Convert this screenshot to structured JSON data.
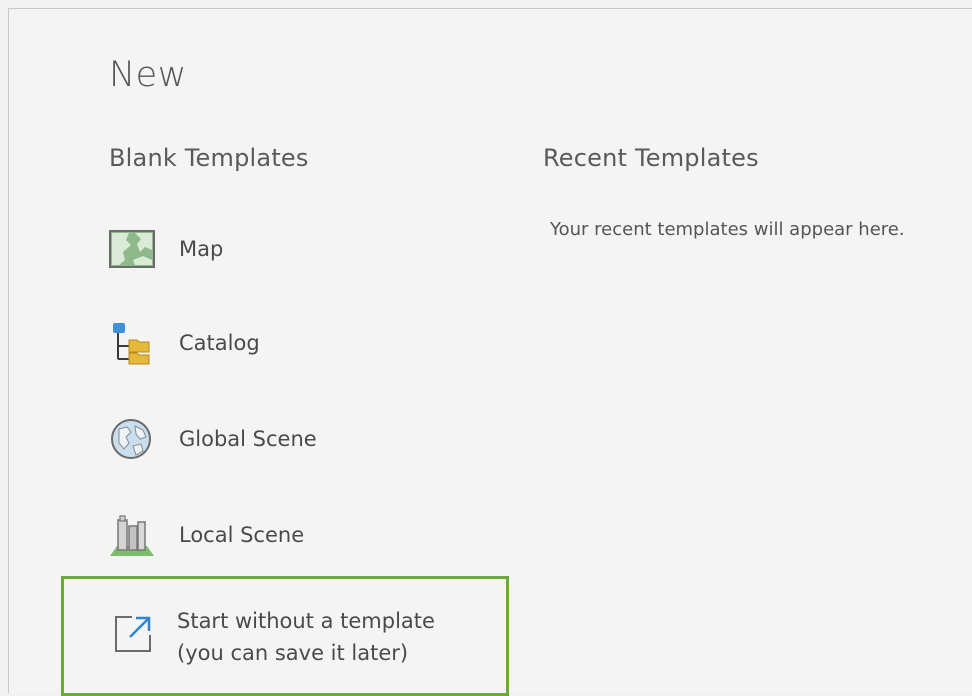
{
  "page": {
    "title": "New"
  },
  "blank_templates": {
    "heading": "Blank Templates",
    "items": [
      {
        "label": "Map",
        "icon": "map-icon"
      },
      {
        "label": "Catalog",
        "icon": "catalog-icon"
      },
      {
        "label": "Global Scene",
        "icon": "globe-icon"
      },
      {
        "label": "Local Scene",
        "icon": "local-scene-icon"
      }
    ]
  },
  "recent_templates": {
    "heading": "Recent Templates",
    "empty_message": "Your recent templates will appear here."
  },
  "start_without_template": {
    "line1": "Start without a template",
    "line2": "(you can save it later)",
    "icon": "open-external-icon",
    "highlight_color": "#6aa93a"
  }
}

--

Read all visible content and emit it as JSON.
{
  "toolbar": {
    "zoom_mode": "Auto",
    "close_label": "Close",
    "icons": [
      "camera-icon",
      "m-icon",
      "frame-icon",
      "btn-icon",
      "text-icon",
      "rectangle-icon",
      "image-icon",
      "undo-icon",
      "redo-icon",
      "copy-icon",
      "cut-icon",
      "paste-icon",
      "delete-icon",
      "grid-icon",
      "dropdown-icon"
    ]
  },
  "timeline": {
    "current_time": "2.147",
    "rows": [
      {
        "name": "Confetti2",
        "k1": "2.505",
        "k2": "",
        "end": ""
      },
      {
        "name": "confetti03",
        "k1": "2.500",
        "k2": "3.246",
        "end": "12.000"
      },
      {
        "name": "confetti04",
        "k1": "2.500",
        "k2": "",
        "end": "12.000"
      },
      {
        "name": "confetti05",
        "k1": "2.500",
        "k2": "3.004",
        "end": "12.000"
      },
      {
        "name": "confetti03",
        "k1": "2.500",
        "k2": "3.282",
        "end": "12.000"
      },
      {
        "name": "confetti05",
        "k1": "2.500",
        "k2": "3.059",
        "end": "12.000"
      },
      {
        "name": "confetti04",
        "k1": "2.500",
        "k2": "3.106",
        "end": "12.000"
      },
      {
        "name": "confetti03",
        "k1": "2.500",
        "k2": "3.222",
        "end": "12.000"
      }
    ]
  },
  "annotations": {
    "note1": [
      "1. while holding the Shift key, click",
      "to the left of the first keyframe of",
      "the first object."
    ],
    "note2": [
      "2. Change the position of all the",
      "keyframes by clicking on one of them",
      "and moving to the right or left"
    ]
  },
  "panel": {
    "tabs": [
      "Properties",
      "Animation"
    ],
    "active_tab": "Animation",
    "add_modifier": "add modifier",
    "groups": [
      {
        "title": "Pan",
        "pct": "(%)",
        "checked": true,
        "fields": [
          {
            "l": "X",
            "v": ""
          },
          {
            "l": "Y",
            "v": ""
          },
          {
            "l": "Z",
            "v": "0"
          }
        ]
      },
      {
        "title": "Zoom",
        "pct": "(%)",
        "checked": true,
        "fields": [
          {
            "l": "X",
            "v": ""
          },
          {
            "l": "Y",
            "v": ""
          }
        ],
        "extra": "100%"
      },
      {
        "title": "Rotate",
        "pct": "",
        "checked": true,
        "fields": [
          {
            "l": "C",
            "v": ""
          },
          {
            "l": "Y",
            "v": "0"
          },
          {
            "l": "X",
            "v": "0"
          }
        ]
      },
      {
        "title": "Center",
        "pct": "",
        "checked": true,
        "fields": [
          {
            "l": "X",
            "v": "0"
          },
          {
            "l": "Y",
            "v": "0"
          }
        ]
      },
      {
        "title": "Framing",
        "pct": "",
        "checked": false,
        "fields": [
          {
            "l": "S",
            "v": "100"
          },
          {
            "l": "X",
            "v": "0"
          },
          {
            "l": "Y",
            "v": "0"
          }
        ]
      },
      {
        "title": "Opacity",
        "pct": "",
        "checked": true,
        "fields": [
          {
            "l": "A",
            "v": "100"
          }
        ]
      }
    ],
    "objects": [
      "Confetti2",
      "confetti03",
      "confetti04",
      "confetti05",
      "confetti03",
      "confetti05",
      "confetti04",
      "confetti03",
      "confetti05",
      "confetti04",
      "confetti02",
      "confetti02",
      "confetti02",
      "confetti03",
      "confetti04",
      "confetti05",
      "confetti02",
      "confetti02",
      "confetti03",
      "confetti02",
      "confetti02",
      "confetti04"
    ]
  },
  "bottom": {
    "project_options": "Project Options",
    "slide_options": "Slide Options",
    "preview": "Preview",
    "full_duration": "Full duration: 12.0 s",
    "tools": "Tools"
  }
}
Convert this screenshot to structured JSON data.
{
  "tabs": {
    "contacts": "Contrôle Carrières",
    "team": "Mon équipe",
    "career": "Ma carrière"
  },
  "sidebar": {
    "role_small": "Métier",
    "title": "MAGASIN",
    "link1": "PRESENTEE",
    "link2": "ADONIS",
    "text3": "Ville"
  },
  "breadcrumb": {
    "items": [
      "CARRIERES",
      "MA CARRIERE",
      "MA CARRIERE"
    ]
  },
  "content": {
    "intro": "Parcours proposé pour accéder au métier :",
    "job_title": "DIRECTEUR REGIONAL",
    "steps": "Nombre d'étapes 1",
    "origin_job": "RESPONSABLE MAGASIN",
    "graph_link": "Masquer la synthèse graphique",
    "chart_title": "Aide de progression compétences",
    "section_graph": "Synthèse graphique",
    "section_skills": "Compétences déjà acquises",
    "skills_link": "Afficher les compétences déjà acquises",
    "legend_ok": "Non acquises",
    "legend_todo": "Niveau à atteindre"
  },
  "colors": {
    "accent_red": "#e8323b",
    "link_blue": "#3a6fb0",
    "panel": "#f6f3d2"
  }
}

---

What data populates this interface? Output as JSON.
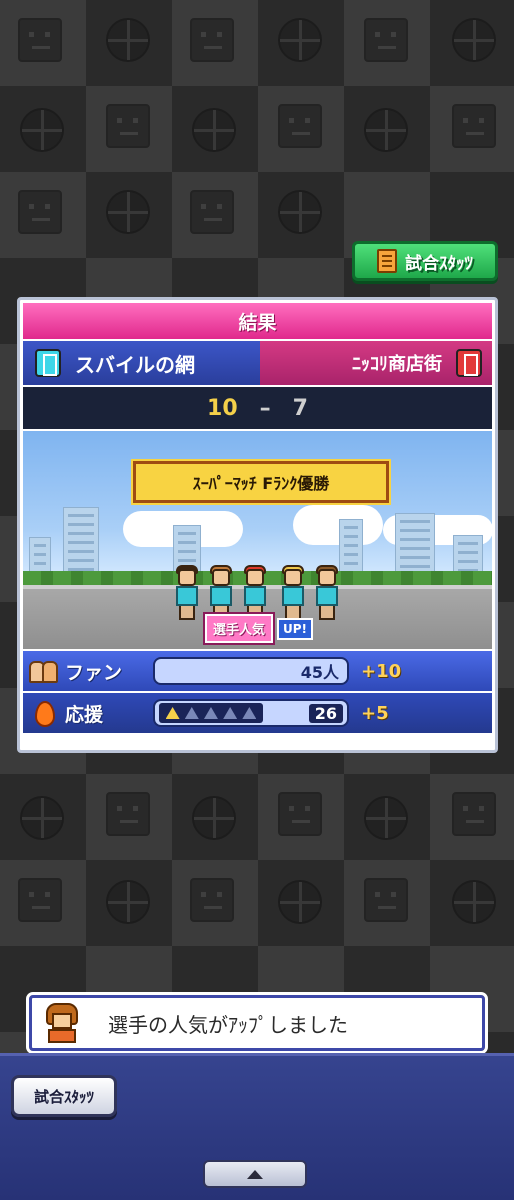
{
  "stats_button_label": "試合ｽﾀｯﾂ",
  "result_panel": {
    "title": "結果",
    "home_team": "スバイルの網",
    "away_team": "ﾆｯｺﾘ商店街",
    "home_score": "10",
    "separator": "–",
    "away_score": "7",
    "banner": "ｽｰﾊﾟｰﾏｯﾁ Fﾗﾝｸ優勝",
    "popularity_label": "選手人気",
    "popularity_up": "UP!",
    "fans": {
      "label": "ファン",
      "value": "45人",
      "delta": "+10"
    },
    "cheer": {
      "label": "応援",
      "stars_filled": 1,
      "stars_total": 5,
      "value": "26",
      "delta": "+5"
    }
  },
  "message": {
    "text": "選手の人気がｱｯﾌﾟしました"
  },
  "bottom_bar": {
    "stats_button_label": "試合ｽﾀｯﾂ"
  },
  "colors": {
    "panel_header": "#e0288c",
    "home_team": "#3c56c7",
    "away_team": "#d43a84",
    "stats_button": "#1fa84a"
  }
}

**EXERCISE REQUIREMENTS**
Show every line of the records above that contains the word "first".

**WORKED SOLUTION**
      "to the left of the first keyframe of",
      "the first object."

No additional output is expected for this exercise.